▶ _Por hacer_
Copia de nuevo las líneas de todos los ítems y cambia "x-tick-label" por "x-axis-label". Deja el resto igual.

::: Material extraído :::

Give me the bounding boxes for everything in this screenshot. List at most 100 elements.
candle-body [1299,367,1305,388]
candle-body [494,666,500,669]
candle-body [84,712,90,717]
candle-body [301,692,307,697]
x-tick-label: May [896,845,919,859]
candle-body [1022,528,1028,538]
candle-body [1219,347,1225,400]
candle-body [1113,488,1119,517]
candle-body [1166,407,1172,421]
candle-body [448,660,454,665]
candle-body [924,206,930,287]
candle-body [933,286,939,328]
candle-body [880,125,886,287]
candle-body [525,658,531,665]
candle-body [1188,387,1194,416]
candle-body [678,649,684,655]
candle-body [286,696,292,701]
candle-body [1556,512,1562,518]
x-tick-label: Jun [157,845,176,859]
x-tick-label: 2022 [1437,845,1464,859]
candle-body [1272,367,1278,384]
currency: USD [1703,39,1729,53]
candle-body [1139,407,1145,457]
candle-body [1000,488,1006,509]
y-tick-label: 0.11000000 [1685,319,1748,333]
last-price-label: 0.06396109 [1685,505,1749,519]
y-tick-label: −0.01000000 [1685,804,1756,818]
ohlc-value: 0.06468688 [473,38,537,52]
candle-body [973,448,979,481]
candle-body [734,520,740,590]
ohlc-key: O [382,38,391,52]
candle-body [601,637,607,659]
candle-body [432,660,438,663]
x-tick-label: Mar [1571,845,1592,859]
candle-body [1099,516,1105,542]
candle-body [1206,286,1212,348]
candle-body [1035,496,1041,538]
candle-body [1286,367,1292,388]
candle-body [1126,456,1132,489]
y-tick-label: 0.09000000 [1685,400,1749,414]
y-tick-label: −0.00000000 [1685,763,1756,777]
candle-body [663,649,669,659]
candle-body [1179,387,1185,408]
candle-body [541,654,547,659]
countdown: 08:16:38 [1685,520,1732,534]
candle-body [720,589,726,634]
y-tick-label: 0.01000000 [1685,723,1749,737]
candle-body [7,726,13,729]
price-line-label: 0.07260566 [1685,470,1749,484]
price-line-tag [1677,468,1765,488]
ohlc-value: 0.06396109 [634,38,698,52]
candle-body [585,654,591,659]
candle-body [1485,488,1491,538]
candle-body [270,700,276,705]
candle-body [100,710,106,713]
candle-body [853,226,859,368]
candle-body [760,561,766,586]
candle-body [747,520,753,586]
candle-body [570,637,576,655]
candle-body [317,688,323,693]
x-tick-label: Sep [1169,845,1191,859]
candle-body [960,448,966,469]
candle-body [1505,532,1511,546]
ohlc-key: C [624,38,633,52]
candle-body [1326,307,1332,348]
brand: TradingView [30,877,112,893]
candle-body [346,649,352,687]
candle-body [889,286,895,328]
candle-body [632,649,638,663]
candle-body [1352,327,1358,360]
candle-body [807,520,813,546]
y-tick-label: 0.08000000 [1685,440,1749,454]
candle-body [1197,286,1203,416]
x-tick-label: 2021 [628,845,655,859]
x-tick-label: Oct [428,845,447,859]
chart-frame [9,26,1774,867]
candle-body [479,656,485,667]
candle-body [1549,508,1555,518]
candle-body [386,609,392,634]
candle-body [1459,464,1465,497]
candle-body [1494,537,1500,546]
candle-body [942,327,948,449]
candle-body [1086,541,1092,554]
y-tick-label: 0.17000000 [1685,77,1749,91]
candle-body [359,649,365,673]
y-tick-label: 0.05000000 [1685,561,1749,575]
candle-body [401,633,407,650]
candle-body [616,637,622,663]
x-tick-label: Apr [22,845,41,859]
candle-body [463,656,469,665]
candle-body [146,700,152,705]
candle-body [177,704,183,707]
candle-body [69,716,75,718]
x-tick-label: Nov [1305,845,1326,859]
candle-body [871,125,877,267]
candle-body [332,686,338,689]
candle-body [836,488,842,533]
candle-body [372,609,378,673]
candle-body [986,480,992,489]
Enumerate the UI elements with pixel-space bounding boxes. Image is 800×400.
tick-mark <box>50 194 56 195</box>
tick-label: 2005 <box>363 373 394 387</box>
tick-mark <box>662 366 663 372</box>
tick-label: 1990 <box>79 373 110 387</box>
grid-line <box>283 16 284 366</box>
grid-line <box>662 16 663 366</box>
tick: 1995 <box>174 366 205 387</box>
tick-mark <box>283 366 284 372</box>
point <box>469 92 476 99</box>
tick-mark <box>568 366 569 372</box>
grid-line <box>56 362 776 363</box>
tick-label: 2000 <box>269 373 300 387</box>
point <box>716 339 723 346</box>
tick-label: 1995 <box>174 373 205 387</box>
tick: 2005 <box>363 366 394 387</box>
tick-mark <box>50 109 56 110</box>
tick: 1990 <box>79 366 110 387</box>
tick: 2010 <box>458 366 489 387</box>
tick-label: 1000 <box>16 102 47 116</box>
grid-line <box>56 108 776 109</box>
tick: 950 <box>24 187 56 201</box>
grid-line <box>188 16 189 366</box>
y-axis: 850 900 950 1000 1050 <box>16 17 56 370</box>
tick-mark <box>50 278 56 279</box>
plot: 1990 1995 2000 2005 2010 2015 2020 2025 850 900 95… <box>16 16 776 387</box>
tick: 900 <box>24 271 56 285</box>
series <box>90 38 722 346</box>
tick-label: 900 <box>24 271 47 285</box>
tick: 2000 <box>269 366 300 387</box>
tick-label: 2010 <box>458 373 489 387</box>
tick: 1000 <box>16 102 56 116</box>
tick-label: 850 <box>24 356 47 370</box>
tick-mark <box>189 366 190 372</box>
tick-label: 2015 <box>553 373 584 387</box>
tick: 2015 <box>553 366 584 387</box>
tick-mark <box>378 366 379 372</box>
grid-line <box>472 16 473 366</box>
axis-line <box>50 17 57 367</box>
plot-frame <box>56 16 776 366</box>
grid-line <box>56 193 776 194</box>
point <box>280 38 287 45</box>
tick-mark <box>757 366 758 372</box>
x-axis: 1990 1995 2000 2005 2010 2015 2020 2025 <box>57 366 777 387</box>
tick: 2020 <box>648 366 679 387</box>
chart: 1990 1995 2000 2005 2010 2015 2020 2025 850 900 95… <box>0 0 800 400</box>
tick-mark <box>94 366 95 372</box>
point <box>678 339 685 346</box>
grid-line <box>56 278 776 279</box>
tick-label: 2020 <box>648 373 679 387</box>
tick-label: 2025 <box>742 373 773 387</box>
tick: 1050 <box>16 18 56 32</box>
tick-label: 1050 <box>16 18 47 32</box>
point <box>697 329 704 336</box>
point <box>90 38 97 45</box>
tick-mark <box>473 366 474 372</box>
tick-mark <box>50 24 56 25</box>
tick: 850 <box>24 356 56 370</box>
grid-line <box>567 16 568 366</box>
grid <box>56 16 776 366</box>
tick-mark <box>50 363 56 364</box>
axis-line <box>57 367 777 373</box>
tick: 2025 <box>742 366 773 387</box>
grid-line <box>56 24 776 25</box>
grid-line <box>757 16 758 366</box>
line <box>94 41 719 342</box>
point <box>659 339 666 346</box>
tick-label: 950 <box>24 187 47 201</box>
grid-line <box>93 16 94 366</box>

:::

▶ _Solución desarrollada_
Give me the bounding boxes for everything in this screenshot. List at most 100 elements.
candle-body [1299,367,1305,388]
candle-body [494,666,500,669]
candle-body [84,712,90,717]
candle-body [301,692,307,697]
x-axis-label: May [896,845,919,859]
candle-body [1022,528,1028,538]
candle-body [1219,347,1225,400]
candle-body [1113,488,1119,517]
candle-body [1166,407,1172,421]
candle-body [448,660,454,665]
candle-body [924,206,930,287]
candle-body [933,286,939,328]
candle-body [880,125,886,287]
candle-body [525,658,531,665]
candle-body [1188,387,1194,416]
candle-body [678,649,684,655]
candle-body [286,696,292,701]
candle-body [1556,512,1562,518]
x-axis-label: Jun [157,845,176,859]
x-axis-label: 2022 [1437,845,1464,859]
candle-body [1272,367,1278,384]
currency: USD [1703,39,1729,53]
candle-body [1139,407,1145,457]
candle-body [1000,488,1006,509]
y-tick-label: 0.11000000 [1685,319,1748,333]
last-price-label: 0.06396109 [1685,505,1749,519]
y-tick-label: −0.01000000 [1685,804,1756,818]
ohlc-value: 0.06468688 [473,38,537,52]
candle-body [973,448,979,481]
candle-body [734,520,740,590]
ohlc-key: O [382,38,391,52]
candle-body [601,637,607,659]
candle-body [432,660,438,663]
x-axis-label: Mar [1571,845,1592,859]
candle-body [1099,516,1105,542]
candle-body [1206,286,1212,348]
candle-body [1035,496,1041,538]
candle-body [1286,367,1292,388]
candle-body [1126,456,1132,489]
y-tick-label: 0.09000000 [1685,400,1749,414]
y-tick-label: −0.00000000 [1685,763,1756,777]
candle-body [663,649,669,659]
candle-body [1179,387,1185,408]
candle-body [541,654,547,659]
countdown: 08:16:38 [1685,520,1732,534]
candle-body [720,589,726,634]
y-tick-label: 0.01000000 [1685,723,1749,737]
candle-body [7,726,13,729]
price-line-label: 0.07260566 [1685,470,1749,484]
price-line-tag [1677,468,1765,488]
ohlc-value: 0.06396109 [634,38,698,52]
candle-body [585,654,591,659]
candle-body [1485,488,1491,538]
candle-body [270,700,276,705]
candle-body [100,710,106,713]
candle-body [853,226,859,368]
candle-body [760,561,766,586]
candle-body [747,520,753,586]
candle-body [570,637,576,655]
candle-body [317,688,323,693]
x-axis-label: Sep [1169,845,1191,859]
candle-body [960,448,966,469]
candle-body [1505,532,1511,546]
ohlc-key: C [624,38,633,52]
candle-body [1326,307,1332,348]
brand: TradingView [30,877,112,893]
candle-body [346,649,352,687]
candle-body [889,286,895,328]
candle-body [632,649,638,663]
candle-body [1352,327,1358,360]
candle-body [807,520,813,546]
y-tick-label: 0.08000000 [1685,440,1749,454]
candle-body [1197,286,1203,416]
x-axis-label: 2021 [628,845,655,859]
x-axis-label: Oct [428,845,447,859]
chart-frame [9,26,1774,867]
candle-body [479,656,485,667]
candle-body [1549,508,1555,518]
candle-body [386,609,392,634]
candle-body [1459,464,1465,497]
candle-body [1494,537,1500,546]
candle-body [942,327,948,449]
candle-body [1086,541,1092,554]
y-tick-label: 0.17000000 [1685,77,1749,91]
candle-body [359,649,365,673]
y-tick-label: 0.05000000 [1685,561,1749,575]
candle-body [401,633,407,650]
candle-body [616,637,622,663]
x-axis-label: Apr [22,845,41,859]
candle-body [463,656,469,665]
candle-body [146,700,152,705]
candle-body [177,704,183,707]
candle-body [69,716,75,718]
x-axis-label: Nov [1305,845,1326,859]
candle-body [871,125,877,267]
candle-body [332,686,338,689]
candle-body [836,488,842,533]
candle-body [372,609,378,673]
candle-body [986,480,992,489]
Enumerate the UI elements with pixel-space bounding boxes. Image is 800×400.
tick-mark <box>50 194 56 195</box>
tick-label: 2005 <box>363 373 394 387</box>
tick-mark <box>662 366 663 372</box>
tick-label: 1990 <box>79 373 110 387</box>
grid-line <box>283 16 284 366</box>
grid-line <box>662 16 663 366</box>
tick: 1995 <box>174 366 205 387</box>
tick-mark <box>283 366 284 372</box>
point <box>469 92 476 99</box>
tick-mark <box>568 366 569 372</box>
grid-line <box>56 362 776 363</box>
tick-label: 2000 <box>269 373 300 387</box>
point <box>716 339 723 346</box>
tick-label: 1995 <box>174 373 205 387</box>
tick: 2005 <box>363 366 394 387</box>
tick-mark <box>50 109 56 110</box>
tick: 1990 <box>79 366 110 387</box>
tick: 2010 <box>458 366 489 387</box>
tick-label: 1000 <box>16 102 47 116</box>
grid-line <box>56 108 776 109</box>
tick: 950 <box>24 187 56 201</box>
grid-line <box>188 16 189 366</box>
y-axis: 850 900 950 1000 1050 <box>16 17 56 370</box>
tick-mark <box>50 278 56 279</box>
plot: 1990 1995 2000 2005 2010 2015 2020 2025 850 900 95… <box>16 16 776 387</box>
tick: 900 <box>24 271 56 285</box>
series <box>90 38 722 346</box>
tick-label: 900 <box>24 271 47 285</box>
tick: 2000 <box>269 366 300 387</box>
tick-label: 2010 <box>458 373 489 387</box>
tick: 1000 <box>16 102 56 116</box>
tick-label: 850 <box>24 356 47 370</box>
tick-mark <box>189 366 190 372</box>
tick-label: 2015 <box>553 373 584 387</box>
tick: 2015 <box>553 366 584 387</box>
tick-mark <box>378 366 379 372</box>
grid-line <box>472 16 473 366</box>
axis-line <box>50 17 57 367</box>
plot-frame <box>56 16 776 366</box>
grid-line <box>56 193 776 194</box>
point <box>280 38 287 45</box>
tick-mark <box>757 366 758 372</box>
x-axis: 1990 1995 2000 2005 2010 2015 2020 2025 <box>57 366 777 387</box>
tick: 2020 <box>648 366 679 387</box>
chart: 1990 1995 2000 2005 2010 2015 2020 2025 850 900 95… <box>0 0 800 400</box>
tick-mark <box>94 366 95 372</box>
point <box>678 339 685 346</box>
grid-line <box>56 278 776 279</box>
tick-label: 2020 <box>648 373 679 387</box>
tick-label: 2025 <box>742 373 773 387</box>
tick: 1050 <box>16 18 56 32</box>
tick-label: 1050 <box>16 18 47 32</box>
point <box>697 329 704 336</box>
point <box>90 38 97 45</box>
tick-mark <box>473 366 474 372</box>
tick-mark <box>50 24 56 25</box>
tick: 850 <box>24 356 56 370</box>
grid-line <box>567 16 568 366</box>
grid <box>56 16 776 366</box>
tick-mark <box>50 363 56 364</box>
axis-line <box>57 367 777 373</box>
tick: 2025 <box>742 366 773 387</box>
grid-line <box>56 24 776 25</box>
grid-line <box>757 16 758 366</box>
line <box>94 41 719 342</box>
point <box>659 339 666 346</box>
tick-label: 950 <box>24 187 47 201</box>
grid-line <box>93 16 94 366</box>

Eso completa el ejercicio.